SET EXERCISE:
Your task is to write out exactly the lines from the line containing "What does this" through the end of the records, inclusive at both ends.

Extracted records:
________________________________________

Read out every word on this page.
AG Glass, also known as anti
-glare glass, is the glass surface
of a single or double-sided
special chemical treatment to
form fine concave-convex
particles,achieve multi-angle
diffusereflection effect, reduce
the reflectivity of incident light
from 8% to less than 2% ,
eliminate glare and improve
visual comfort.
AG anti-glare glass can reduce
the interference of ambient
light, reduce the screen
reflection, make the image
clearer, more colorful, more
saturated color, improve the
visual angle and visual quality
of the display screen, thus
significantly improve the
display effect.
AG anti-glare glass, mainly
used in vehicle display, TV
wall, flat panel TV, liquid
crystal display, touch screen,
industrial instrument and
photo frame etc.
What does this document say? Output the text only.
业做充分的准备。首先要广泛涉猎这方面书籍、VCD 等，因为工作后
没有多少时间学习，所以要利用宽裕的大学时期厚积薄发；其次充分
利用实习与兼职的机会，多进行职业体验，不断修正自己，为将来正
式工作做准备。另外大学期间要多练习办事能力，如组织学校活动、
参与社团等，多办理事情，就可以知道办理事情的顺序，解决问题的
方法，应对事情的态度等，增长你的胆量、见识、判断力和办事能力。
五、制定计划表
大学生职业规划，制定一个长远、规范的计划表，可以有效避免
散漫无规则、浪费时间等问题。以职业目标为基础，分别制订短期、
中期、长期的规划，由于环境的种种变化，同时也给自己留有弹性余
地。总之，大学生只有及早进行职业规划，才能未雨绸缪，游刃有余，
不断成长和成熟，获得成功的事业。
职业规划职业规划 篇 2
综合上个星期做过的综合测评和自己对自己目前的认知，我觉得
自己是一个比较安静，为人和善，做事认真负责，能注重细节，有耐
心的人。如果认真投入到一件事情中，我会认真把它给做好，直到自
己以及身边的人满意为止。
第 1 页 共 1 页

________________________________________

WRITTEN RESPONSE:
What does this document say? Output the text only.
业做充分的准备。首先要广泛涉猎这方面书籍、VCD 等，因为工作后
没有多少时间学习，所以要利用宽裕的大学时期厚积薄发；其次充分
利用实习与兼职的机会，多进行职业体验，不断修正自己，为将来正
式工作做准备。另外大学期间要多练习办事能力，如组织学校活动、
参与社团等，多办理事情，就可以知道办理事情的顺序，解决问题的
方法，应对事情的态度等，增长你的胆量、见识、判断力和办事能力。
五、制定计划表
大学生职业规划，制定一个长远、规范的计划表，可以有效避免
散漫无规则、浪费时间等问题。以职业目标为基础，分别制订短期、
中期、长期的规划，由于环境的种种变化，同时也给自己留有弹性余
地。总之，大学生只有及早进行职业规划，才能未雨绸缪，游刃有余，
不断成长和成熟，获得成功的事业。
职业规划职业规划 篇 2
综合上个星期做过的综合测评和自己对自己目前的认知，我觉得
自己是一个比较安静，为人和善，做事认真负责，能注重细节，有耐
心的人。如果认真投入到一件事情中，我会认真把它给做好，直到自
己以及身边的人满意为止。
第 1 页 共 1 页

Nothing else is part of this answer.